──────── Data

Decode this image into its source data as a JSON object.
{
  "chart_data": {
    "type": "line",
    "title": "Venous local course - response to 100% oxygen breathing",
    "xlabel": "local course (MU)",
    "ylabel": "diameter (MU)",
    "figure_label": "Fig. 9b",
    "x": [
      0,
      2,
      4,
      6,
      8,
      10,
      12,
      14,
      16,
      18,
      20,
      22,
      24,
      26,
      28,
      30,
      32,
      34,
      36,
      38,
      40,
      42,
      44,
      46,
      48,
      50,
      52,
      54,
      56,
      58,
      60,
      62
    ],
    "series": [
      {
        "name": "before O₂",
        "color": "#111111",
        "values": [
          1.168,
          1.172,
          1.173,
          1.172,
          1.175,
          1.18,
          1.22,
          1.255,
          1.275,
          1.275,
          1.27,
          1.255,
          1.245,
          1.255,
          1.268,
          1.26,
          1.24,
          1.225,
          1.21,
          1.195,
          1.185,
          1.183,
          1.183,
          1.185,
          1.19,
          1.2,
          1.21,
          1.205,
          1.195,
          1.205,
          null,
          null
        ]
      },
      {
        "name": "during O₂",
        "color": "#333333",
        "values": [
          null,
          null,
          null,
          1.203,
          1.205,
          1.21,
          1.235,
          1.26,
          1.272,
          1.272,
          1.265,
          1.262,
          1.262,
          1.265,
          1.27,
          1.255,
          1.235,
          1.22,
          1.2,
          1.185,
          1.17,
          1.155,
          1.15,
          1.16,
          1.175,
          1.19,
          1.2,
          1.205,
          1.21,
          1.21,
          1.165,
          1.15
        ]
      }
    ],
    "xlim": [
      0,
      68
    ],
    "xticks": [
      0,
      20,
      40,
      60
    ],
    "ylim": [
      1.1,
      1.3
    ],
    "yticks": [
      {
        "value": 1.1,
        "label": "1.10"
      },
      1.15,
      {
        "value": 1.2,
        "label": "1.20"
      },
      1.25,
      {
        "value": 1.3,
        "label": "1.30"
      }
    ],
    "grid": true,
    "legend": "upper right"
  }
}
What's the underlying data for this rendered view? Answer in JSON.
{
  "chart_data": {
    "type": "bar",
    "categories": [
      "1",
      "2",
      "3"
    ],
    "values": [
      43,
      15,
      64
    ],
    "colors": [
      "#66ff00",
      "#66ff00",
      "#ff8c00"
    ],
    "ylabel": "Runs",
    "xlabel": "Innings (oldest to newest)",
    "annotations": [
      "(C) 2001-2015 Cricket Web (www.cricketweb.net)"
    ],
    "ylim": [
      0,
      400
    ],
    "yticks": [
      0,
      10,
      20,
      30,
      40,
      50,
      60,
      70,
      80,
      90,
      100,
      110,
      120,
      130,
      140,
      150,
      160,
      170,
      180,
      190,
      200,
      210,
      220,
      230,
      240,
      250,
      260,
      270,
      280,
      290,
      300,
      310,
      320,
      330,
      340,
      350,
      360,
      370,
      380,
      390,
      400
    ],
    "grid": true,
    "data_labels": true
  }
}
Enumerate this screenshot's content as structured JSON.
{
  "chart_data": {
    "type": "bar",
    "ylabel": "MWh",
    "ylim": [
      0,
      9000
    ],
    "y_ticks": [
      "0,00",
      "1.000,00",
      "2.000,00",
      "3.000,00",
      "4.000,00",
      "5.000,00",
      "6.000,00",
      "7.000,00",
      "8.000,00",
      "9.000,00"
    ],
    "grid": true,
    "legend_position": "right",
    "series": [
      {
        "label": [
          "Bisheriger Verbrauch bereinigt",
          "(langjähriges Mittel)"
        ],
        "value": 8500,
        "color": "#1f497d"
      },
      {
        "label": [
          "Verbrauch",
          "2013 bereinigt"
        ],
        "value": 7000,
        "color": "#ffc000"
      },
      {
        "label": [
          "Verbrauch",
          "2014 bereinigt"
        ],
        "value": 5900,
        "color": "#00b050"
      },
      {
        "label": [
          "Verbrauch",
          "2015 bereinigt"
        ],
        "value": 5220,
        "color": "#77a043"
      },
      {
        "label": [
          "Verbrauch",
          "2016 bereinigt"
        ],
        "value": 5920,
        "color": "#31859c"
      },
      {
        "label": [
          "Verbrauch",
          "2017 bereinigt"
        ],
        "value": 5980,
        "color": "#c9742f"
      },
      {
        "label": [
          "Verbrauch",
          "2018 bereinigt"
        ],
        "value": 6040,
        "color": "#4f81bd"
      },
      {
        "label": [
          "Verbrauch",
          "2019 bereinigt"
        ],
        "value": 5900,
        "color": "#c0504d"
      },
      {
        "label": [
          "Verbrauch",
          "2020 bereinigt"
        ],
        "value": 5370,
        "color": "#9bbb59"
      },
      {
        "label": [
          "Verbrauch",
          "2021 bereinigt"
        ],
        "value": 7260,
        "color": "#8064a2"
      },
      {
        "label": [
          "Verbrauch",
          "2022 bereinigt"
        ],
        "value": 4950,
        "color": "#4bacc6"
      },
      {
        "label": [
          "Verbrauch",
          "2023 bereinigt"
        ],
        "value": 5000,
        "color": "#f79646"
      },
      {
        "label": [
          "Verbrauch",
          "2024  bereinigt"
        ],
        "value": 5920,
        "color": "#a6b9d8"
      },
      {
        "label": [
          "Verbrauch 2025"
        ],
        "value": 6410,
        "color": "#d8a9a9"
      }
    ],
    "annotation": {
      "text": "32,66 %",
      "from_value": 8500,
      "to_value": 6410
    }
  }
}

────────────────

» Exercise details:
Return the listing above in its exact form.

» Answer to the problem:
Decode this image into its source data as a JSON object.
{
  "chart_data": {
    "type": "line",
    "title": "Venous local course - response to 100% oxygen breathing",
    "xlabel": "local course (MU)",
    "ylabel": "diameter (MU)",
    "figure_label": "Fig. 9b",
    "x": [
      0,
      2,
      4,
      6,
      8,
      10,
      12,
      14,
      16,
      18,
      20,
      22,
      24,
      26,
      28,
      30,
      32,
      34,
      36,
      38,
      40,
      42,
      44,
      46,
      48,
      50,
      52,
      54,
      56,
      58,
      60,
      62
    ],
    "series": [
      {
        "name": "before O₂",
        "color": "#111111",
        "values": [
          1.168,
          1.172,
          1.173,
          1.172,
          1.175,
          1.18,
          1.22,
          1.255,
          1.275,
          1.275,
          1.27,
          1.255,
          1.245,
          1.255,
          1.268,
          1.26,
          1.24,
          1.225,
          1.21,
          1.195,
          1.185,
          1.183,
          1.183,
          1.185,
          1.19,
          1.2,
          1.21,
          1.205,
          1.195,
          1.205,
          null,
          null
        ]
      },
      {
        "name": "during O₂",
        "color": "#333333",
        "values": [
          null,
          null,
          null,
          1.203,
          1.205,
          1.21,
          1.235,
          1.26,
          1.272,
          1.272,
          1.265,
          1.262,
          1.262,
          1.265,
          1.27,
          1.255,
          1.235,
          1.22,
          1.2,
          1.185,
          1.17,
          1.155,
          1.15,
          1.16,
          1.175,
          1.19,
          1.2,
          1.205,
          1.21,
          1.21,
          1.165,
          1.15
        ]
      }
    ],
    "xlim": [
      0,
      68
    ],
    "xticks": [
      0,
      20,
      40,
      60
    ],
    "ylim": [
      1.1,
      1.3
    ],
    "yticks": [
      {
        "value": 1.1,
        "label": "1.10"
      },
      1.15,
      {
        "value": 1.2,
        "label": "1.20"
      },
      1.25,
      {
        "value": 1.3,
        "label": "1.30"
      }
    ],
    "grid": true,
    "legend": "upper right"
  }
}
What's the underlying data for this rendered view? Answer in JSON.
{
  "chart_data": {
    "type": "bar",
    "categories": [
      "1",
      "2",
      "3"
    ],
    "values": [
      43,
      15,
      64
    ],
    "colors": [
      "#66ff00",
      "#66ff00",
      "#ff8c00"
    ],
    "ylabel": "Runs",
    "xlabel": "Innings (oldest to newest)",
    "annotations": [
      "(C) 2001-2015 Cricket Web (www.cricketweb.net)"
    ],
    "ylim": [
      0,
      400
    ],
    "yticks": [
      0,
      10,
      20,
      30,
      40,
      50,
      60,
      70,
      80,
      90,
      100,
      110,
      120,
      130,
      140,
      150,
      160,
      170,
      180,
      190,
      200,
      210,
      220,
      230,
      240,
      250,
      260,
      270,
      280,
      290,
      300,
      310,
      320,
      330,
      340,
      350,
      360,
      370,
      380,
      390,
      400
    ],
    "grid": true,
    "data_labels": true
  }
}
Enumerate this screenshot's content as structured JSON.
{
  "chart_data": {
    "type": "bar",
    "ylabel": "MWh",
    "ylim": [
      0,
      9000
    ],
    "y_ticks": [
      "0,00",
      "1.000,00",
      "2.000,00",
      "3.000,00",
      "4.000,00",
      "5.000,00",
      "6.000,00",
      "7.000,00",
      "8.000,00",
      "9.000,00"
    ],
    "grid": true,
    "legend_position": "right",
    "series": [
      {
        "label": [
          "Bisheriger Verbrauch bereinigt",
          "(langjähriges Mittel)"
        ],
        "value": 8500,
        "color": "#1f497d"
      },
      {
        "label": [
          "Verbrauch",
          "2013 bereinigt"
        ],
        "value": 7000,
        "color": "#ffc000"
      },
      {
        "label": [
          "Verbrauch",
          "2014 bereinigt"
        ],
        "value": 5900,
        "color": "#00b050"
      },
      {
        "label": [
          "Verbrauch",
          "2015 bereinigt"
        ],
        "value": 5220,
        "color": "#77a043"
      },
      {
        "label": [
          "Verbrauch",
          "2016 bereinigt"
        ],
        "value": 5920,
        "color": "#31859c"
      },
      {
        "label": [
          "Verbrauch",
          "2017 bereinigt"
        ],
        "value": 5980,
        "color": "#c9742f"
      },
      {
        "label": [
          "Verbrauch",
          "2018 bereinigt"
        ],
        "value": 6040,
        "color": "#4f81bd"
      },
      {
        "label": [
          "Verbrauch",
          "2019 bereinigt"
        ],
        "value": 5900,
        "color": "#c0504d"
      },
      {
        "label": [
          "Verbrauch",
          "2020 bereinigt"
        ],
        "value": 5370,
        "color": "#9bbb59"
      },
      {
        "label": [
          "Verbrauch",
          "2021 bereinigt"
        ],
        "value": 7260,
        "color": "#8064a2"
      },
      {
        "label": [
          "Verbrauch",
          "2022 bereinigt"
        ],
        "value": 4950,
        "color": "#4bacc6"
      },
      {
        "label": [
          "Verbrauch",
          "2023 bereinigt"
        ],
        "value": 5000,
        "color": "#f79646"
      },
      {
        "label": [
          "Verbrauch",
          "2024  bereinigt"
        ],
        "value": 5920,
        "color": "#a6b9d8"
      },
      {
        "label": [
          "Verbrauch 2025"
        ],
        "value": 6410,
        "color": "#d8a9a9"
      }
    ],
    "annotation": {
      "text": "32,66 %",
      "from_value": 8500,
      "to_value": 6410
    }
  }
}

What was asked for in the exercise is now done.